▶ [Problem to solve] Copy out each line below that has the word "title" in it.
┄┄┄┄┄┄┄┄┄┄
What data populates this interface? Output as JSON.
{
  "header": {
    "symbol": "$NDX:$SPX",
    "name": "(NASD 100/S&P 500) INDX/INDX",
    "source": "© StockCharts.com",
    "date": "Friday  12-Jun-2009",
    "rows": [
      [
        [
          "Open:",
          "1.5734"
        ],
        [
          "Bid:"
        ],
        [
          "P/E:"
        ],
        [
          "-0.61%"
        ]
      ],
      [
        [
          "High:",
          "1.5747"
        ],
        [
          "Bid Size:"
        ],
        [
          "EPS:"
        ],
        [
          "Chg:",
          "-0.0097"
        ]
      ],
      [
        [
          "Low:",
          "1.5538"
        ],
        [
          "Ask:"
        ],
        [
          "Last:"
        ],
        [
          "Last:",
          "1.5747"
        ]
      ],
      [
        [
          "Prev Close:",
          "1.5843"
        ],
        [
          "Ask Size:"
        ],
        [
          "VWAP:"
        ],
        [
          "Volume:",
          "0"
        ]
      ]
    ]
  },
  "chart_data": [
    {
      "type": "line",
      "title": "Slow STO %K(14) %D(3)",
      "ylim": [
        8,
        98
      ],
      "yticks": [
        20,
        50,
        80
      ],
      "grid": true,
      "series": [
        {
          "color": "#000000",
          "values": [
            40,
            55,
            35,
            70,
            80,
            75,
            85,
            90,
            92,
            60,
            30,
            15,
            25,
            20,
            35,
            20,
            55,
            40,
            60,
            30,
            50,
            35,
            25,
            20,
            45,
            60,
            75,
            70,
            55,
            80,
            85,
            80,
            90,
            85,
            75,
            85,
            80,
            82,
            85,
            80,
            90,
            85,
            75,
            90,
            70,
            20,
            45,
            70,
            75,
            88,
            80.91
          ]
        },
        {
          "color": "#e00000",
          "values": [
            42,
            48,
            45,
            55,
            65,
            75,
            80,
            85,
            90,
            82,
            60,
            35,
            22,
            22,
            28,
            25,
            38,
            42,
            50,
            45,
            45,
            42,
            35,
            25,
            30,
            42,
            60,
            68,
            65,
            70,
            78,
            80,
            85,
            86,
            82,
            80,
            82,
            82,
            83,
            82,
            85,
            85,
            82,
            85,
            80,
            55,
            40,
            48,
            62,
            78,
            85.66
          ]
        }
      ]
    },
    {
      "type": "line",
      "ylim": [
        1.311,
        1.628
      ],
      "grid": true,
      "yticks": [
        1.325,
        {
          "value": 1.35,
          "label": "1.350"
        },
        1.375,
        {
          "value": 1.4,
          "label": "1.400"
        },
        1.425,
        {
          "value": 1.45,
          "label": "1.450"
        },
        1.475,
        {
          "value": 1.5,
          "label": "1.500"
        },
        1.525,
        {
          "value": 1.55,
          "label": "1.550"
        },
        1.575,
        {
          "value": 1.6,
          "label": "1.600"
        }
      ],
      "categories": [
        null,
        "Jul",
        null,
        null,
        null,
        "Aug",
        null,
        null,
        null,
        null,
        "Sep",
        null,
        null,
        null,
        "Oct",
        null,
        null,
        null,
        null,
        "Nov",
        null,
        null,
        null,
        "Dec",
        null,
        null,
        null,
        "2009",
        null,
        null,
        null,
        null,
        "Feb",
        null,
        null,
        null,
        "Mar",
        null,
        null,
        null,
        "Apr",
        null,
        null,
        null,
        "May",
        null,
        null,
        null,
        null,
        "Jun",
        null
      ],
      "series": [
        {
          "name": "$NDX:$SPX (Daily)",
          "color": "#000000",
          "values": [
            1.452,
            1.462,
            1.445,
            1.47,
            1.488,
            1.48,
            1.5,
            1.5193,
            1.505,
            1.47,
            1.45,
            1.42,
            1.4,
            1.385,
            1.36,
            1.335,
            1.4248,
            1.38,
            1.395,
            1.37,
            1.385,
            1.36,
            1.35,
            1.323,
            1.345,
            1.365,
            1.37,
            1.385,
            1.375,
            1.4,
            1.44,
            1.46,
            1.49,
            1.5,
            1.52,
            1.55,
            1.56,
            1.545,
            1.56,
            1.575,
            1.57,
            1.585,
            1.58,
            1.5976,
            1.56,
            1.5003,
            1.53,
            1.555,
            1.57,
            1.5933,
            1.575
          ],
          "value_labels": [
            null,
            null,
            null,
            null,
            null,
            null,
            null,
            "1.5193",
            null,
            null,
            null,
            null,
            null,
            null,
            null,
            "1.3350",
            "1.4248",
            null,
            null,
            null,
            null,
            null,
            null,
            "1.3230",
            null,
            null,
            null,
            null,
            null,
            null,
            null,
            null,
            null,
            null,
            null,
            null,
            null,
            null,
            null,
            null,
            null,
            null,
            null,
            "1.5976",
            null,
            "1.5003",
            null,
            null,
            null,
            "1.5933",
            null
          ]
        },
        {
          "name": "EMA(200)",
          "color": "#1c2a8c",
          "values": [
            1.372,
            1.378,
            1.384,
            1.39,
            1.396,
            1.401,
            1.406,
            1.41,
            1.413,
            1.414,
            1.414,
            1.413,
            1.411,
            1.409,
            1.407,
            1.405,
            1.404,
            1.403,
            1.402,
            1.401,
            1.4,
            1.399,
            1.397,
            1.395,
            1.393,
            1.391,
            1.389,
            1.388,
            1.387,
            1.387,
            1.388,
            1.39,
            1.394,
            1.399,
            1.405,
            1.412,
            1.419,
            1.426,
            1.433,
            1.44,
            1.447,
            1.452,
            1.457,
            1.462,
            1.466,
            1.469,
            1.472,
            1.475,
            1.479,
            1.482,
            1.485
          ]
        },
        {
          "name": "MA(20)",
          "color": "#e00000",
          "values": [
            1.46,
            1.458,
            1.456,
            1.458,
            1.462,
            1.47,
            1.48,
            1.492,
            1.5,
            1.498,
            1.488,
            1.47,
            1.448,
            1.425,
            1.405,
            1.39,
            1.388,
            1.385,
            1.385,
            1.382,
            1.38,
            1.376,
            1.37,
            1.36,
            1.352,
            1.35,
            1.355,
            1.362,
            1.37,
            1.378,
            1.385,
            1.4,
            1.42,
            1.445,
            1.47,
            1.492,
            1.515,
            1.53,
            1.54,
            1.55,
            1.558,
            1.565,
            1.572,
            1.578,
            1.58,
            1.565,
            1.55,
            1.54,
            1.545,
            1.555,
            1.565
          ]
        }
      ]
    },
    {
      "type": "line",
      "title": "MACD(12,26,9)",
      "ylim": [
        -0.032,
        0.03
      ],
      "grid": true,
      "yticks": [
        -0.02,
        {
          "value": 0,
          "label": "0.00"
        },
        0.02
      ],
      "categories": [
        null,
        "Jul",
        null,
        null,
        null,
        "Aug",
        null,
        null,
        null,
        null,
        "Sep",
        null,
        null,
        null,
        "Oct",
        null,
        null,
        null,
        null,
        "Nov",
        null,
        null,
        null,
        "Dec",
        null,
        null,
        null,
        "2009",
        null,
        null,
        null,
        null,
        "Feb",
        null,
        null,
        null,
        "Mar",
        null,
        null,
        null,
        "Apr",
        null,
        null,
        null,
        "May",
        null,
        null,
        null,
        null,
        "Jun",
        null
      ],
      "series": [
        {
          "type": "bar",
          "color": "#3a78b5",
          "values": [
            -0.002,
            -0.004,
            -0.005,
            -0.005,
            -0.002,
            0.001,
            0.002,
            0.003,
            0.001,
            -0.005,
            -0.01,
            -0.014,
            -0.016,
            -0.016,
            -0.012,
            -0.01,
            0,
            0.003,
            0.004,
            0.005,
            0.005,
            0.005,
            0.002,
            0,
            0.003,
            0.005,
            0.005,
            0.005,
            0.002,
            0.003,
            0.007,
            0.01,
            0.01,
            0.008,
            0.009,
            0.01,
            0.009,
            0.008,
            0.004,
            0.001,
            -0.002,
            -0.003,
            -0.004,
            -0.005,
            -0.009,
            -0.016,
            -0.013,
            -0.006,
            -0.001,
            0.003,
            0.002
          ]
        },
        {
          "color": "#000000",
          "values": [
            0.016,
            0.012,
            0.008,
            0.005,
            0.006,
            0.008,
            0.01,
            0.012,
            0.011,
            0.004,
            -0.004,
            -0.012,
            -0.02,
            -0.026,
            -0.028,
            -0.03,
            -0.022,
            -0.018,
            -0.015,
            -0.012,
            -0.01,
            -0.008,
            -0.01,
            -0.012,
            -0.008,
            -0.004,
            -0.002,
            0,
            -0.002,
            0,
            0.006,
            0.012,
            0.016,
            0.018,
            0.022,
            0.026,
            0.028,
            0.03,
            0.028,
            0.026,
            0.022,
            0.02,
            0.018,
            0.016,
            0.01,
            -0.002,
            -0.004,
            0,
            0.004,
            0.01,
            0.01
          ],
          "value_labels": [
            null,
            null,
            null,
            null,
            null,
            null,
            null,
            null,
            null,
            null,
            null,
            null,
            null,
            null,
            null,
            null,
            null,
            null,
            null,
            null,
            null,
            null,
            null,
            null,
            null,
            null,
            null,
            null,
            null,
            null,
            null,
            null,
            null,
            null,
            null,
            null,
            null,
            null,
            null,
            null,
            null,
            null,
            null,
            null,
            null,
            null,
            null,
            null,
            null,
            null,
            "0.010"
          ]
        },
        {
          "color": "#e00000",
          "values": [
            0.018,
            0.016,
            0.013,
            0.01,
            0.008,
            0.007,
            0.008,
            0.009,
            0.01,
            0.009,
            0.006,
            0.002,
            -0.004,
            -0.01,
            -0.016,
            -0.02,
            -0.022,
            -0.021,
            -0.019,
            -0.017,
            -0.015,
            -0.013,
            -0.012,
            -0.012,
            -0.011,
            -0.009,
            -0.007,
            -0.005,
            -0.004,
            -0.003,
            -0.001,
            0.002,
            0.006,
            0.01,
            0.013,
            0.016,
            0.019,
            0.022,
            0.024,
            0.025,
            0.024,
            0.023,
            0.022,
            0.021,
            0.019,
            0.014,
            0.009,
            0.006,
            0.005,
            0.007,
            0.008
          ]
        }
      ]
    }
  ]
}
┄┄┄┄┄┄┄┄┄┄
▶ [Completed task]
      "title": "Slow STO %K(14) %D(3)",
      "title": "MACD(12,26,9)",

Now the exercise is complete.